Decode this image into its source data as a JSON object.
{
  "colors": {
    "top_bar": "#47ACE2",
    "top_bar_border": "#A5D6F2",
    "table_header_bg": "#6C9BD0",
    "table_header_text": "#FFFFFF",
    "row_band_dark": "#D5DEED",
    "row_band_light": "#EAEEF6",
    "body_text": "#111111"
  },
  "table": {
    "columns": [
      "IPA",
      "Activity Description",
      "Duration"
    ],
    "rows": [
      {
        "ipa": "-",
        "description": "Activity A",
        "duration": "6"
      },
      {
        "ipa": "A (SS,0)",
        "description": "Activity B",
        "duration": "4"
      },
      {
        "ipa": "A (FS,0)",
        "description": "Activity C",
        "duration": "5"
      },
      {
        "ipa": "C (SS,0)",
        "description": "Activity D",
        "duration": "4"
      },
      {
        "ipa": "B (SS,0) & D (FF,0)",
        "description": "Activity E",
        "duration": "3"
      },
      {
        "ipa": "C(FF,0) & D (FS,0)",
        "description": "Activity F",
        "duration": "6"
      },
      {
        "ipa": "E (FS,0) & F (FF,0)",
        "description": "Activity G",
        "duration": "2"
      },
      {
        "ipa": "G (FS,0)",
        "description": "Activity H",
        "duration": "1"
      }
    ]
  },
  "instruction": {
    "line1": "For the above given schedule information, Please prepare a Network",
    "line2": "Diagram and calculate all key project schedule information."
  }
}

------------------------

Stated exercise:
All of the material above needs to be retyped word for word.

Correct output:
Decode this image into its source data as a JSON object.
{
  "colors": {
    "top_bar": "#47ACE2",
    "top_bar_border": "#A5D6F2",
    "table_header_bg": "#6C9BD0",
    "table_header_text": "#FFFFFF",
    "row_band_dark": "#D5DEED",
    "row_band_light": "#EAEEF6",
    "body_text": "#111111"
  },
  "table": {
    "columns": [
      "IPA",
      "Activity Description",
      "Duration"
    ],
    "rows": [
      {
        "ipa": "-",
        "description": "Activity A",
        "duration": "6"
      },
      {
        "ipa": "A (SS,0)",
        "description": "Activity B",
        "duration": "4"
      },
      {
        "ipa": "A (FS,0)",
        "description": "Activity C",
        "duration": "5"
      },
      {
        "ipa": "C (SS,0)",
        "description": "Activity D",
        "duration": "4"
      },
      {
        "ipa": "B (SS,0) & D (FF,0)",
        "description": "Activity E",
        "duration": "3"
      },
      {
        "ipa": "C(FF,0) & D (FS,0)",
        "description": "Activity F",
        "duration": "6"
      },
      {
        "ipa": "E (FS,0) & F (FF,0)",
        "description": "Activity G",
        "duration": "2"
      },
      {
        "ipa": "G (FS,0)",
        "description": "Activity H",
        "duration": "1"
      }
    ]
  },
  "instruction": {
    "line1": "For the above given schedule information, Please prepare a Network",
    "line2": "Diagram and calculate all key project schedule information."
  }
}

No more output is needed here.